Goal: Scan the data beneath this task and copy each line that includes "Poiret".

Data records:
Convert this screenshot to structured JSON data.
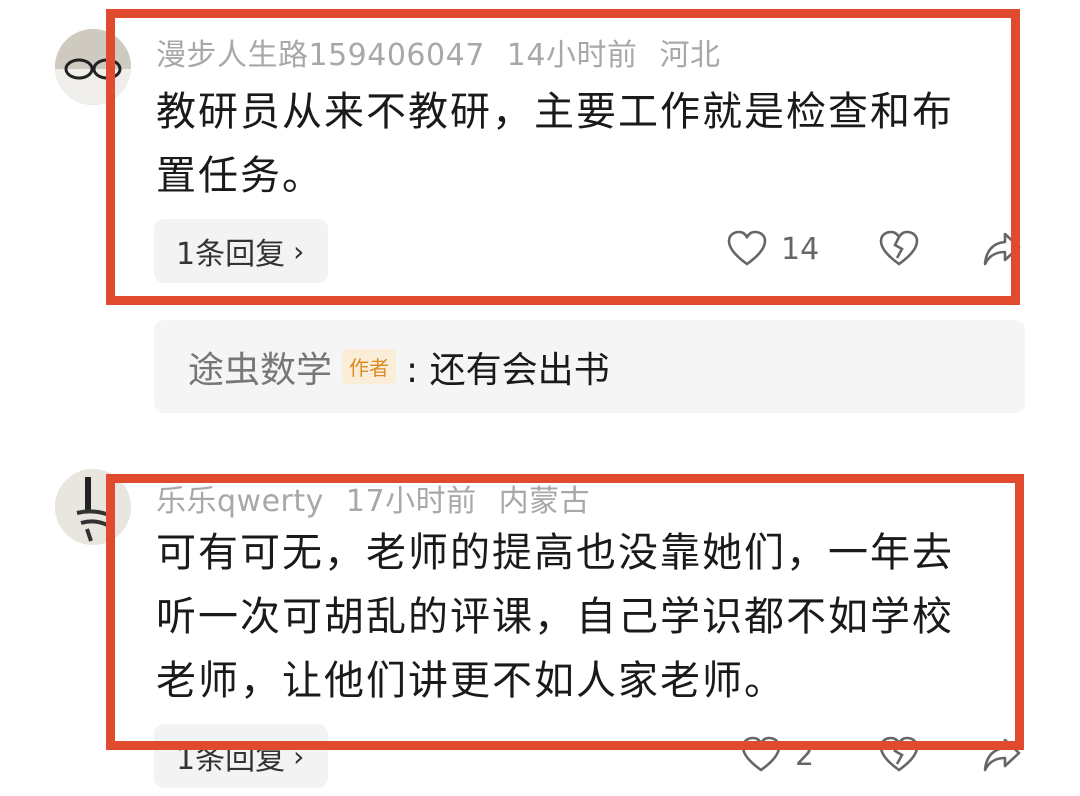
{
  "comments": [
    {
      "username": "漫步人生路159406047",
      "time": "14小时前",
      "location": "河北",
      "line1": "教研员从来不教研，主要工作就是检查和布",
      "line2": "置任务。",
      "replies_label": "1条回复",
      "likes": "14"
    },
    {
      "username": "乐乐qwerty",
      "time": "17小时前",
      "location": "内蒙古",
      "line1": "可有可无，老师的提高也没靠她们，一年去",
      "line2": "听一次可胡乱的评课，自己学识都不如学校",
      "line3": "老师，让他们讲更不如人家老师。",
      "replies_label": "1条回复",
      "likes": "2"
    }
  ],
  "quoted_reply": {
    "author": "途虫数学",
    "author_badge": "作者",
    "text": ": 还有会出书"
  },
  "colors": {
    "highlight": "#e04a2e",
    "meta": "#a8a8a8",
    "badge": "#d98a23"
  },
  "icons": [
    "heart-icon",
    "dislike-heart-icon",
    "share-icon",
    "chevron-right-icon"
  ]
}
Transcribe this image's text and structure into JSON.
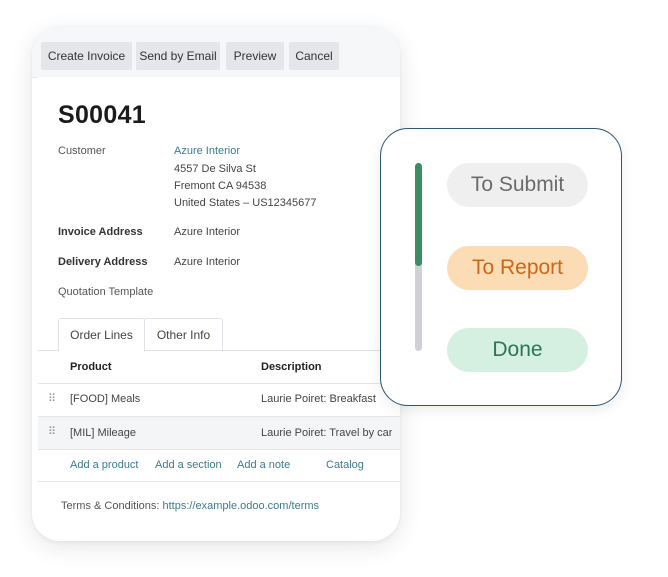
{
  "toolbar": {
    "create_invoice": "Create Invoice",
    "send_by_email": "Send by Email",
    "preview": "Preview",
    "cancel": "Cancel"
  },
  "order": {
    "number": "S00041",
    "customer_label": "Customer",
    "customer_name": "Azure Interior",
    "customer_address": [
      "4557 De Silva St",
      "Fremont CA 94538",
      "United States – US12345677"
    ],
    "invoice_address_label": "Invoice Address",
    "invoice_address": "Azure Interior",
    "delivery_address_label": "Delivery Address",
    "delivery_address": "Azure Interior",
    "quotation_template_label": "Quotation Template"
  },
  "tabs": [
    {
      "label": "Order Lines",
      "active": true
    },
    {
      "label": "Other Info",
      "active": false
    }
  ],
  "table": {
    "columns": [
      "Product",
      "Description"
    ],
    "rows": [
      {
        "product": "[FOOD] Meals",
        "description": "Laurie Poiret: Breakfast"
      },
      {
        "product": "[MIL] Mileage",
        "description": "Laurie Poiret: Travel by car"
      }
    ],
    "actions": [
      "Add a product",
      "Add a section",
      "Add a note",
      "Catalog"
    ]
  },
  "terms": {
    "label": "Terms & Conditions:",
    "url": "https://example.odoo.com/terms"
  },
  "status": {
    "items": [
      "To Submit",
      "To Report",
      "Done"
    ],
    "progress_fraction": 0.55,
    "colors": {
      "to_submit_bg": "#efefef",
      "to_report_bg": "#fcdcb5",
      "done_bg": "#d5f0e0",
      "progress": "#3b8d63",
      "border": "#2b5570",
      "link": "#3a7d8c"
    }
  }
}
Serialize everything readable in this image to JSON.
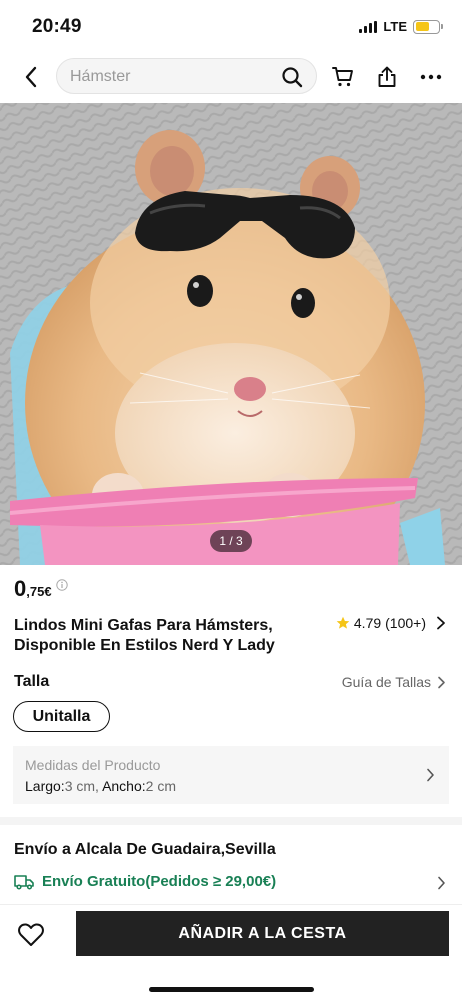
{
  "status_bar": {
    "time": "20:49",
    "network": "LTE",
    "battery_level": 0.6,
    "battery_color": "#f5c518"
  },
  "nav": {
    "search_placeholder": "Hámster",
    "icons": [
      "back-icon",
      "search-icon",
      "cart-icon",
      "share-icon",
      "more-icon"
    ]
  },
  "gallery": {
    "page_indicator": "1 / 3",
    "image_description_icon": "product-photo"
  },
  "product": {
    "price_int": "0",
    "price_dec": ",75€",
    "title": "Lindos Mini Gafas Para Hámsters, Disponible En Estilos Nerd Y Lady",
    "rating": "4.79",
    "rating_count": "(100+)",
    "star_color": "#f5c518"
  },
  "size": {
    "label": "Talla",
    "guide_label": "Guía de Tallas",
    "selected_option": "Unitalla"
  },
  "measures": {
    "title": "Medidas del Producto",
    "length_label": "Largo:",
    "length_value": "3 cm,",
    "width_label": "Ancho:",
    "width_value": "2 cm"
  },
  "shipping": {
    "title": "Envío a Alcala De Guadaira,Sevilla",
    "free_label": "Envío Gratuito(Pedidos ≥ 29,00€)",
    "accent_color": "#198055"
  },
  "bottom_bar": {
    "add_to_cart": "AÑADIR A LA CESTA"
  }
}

Full answer:
        "description": "Laurie Poiret: Breakfast"
        "description": "Laurie Poiret: Travel by car"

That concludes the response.